— BEGIN —

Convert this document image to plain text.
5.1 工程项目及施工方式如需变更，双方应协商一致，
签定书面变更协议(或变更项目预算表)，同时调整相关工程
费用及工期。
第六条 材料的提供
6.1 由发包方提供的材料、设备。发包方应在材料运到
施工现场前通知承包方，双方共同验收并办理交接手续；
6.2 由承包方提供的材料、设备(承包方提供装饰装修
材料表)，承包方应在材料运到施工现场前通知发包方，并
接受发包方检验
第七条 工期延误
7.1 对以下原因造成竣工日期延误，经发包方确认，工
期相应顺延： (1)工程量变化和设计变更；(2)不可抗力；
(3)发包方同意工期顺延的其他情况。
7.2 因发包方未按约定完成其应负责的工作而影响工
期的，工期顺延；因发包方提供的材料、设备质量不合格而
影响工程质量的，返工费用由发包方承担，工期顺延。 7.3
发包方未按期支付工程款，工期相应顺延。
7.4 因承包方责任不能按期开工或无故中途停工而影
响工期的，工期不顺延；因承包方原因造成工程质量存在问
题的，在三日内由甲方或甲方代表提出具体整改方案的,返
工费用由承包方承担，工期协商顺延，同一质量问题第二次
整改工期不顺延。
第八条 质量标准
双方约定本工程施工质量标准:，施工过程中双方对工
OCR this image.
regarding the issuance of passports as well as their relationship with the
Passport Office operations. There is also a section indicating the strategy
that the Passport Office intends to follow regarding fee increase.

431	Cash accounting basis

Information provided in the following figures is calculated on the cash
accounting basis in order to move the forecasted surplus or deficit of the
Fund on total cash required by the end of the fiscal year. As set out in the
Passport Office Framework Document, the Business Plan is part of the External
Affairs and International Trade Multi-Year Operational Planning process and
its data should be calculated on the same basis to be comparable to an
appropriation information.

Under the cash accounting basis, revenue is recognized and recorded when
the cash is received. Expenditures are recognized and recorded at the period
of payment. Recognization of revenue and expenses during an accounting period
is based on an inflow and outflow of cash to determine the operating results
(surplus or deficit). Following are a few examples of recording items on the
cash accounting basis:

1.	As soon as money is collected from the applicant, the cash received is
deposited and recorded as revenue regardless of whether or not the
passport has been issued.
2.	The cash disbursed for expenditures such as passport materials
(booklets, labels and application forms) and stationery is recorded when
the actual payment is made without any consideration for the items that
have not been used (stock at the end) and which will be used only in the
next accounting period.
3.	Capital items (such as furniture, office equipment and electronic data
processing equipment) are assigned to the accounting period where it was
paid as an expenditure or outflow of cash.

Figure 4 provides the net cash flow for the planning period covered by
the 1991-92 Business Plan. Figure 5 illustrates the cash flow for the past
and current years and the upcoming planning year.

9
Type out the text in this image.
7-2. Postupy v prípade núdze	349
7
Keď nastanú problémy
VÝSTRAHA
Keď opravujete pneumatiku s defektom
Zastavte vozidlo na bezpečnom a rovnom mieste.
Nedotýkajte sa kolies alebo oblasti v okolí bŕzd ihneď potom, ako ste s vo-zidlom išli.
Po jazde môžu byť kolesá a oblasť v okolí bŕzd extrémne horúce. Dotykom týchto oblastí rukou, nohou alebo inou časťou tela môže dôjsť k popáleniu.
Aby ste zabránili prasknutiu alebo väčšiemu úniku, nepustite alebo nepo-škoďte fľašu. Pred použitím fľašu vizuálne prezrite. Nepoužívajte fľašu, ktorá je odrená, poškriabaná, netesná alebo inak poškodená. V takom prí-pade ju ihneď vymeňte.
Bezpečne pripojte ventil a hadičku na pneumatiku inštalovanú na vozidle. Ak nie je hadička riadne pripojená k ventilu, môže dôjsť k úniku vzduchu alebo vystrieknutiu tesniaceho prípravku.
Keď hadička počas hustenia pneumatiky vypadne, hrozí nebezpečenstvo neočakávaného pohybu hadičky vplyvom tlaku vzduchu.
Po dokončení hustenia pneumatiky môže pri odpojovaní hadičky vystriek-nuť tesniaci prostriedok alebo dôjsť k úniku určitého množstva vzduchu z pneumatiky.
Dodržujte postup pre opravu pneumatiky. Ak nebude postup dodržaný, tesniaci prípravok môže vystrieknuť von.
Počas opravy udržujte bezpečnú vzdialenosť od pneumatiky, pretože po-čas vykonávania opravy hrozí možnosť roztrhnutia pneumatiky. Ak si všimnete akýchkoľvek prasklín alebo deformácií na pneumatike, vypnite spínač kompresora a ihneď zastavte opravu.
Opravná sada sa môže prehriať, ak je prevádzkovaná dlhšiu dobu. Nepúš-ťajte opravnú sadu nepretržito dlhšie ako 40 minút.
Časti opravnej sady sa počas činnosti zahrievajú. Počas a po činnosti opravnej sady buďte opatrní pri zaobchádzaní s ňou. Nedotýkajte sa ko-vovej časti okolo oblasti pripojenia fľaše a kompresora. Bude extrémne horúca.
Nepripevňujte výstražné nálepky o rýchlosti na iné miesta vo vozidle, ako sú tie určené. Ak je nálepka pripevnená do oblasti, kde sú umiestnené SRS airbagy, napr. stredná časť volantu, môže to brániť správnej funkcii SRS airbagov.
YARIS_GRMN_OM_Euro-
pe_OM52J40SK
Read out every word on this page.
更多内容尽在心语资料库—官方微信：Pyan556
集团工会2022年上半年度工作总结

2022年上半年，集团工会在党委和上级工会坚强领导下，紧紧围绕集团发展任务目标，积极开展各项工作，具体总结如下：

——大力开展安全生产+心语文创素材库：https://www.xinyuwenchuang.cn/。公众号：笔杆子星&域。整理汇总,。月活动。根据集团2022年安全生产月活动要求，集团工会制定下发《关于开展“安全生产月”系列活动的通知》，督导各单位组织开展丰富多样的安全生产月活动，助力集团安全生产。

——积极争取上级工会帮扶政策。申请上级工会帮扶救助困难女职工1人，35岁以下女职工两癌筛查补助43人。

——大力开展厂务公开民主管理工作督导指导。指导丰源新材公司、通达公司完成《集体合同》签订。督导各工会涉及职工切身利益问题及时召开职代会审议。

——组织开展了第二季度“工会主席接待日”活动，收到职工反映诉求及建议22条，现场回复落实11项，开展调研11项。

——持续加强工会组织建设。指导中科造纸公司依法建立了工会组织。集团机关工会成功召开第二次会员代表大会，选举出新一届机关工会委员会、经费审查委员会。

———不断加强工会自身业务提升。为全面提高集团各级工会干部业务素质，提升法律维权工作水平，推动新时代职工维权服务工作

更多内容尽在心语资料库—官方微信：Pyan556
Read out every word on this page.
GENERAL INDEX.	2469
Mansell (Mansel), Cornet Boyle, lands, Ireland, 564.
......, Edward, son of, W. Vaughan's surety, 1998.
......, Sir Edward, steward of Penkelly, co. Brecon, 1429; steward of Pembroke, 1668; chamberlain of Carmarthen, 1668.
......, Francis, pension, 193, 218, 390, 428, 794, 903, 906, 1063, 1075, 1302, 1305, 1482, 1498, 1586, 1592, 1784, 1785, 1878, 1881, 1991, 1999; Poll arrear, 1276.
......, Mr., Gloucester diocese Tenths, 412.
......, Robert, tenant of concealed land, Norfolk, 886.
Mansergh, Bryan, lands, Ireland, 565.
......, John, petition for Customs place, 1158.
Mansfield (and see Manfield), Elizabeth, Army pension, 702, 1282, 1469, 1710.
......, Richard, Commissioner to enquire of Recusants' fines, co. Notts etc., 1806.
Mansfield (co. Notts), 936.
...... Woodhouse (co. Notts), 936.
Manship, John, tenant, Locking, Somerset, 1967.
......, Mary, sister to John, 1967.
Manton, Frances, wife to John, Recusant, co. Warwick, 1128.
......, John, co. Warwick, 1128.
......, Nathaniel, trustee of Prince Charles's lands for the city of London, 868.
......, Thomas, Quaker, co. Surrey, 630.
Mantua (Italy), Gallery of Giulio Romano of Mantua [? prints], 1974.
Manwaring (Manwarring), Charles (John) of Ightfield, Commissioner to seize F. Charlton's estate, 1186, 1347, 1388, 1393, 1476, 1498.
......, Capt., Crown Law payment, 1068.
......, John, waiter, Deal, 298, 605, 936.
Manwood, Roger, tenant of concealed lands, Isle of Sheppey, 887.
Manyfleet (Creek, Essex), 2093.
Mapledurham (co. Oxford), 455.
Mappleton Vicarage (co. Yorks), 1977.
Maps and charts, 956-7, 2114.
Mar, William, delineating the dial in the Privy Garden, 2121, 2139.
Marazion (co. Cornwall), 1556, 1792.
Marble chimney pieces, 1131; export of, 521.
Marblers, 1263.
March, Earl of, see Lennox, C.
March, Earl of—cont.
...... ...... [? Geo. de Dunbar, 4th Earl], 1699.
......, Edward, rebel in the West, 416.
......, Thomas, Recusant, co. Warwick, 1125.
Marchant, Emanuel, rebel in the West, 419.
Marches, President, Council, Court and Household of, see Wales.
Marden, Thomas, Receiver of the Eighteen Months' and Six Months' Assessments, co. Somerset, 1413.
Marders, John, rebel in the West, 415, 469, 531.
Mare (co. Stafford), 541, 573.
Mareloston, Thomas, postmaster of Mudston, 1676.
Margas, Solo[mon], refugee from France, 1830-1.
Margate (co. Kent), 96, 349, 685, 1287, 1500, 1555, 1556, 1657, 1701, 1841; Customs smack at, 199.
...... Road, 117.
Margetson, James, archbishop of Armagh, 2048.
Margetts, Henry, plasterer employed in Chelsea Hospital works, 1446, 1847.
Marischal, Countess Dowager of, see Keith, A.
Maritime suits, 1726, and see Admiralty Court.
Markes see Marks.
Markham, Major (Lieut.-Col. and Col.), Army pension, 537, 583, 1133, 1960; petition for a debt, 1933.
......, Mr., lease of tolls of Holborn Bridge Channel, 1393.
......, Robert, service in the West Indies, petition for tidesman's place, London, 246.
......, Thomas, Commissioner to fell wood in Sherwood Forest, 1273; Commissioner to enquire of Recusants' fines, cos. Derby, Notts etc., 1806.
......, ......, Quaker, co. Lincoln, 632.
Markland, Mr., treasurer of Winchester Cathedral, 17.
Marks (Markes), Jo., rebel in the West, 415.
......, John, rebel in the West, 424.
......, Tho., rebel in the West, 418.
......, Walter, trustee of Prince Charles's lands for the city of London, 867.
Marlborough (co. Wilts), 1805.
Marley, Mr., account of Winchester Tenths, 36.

— END —

▶ **Task directions**
Pull every line containing "pneumatiku" from the data.

▶ **The answer**
Keď opravujete pneumatiku s defektom
Bezpečne pripojte ventil a hadičku na pneumatiku inštalovanú na vozidle. Ak nie je hadička riadne pripojená k ventilu, môže dôjsť k úniku vzduchu alebo vystrieknutiu tesniaceho prípravku.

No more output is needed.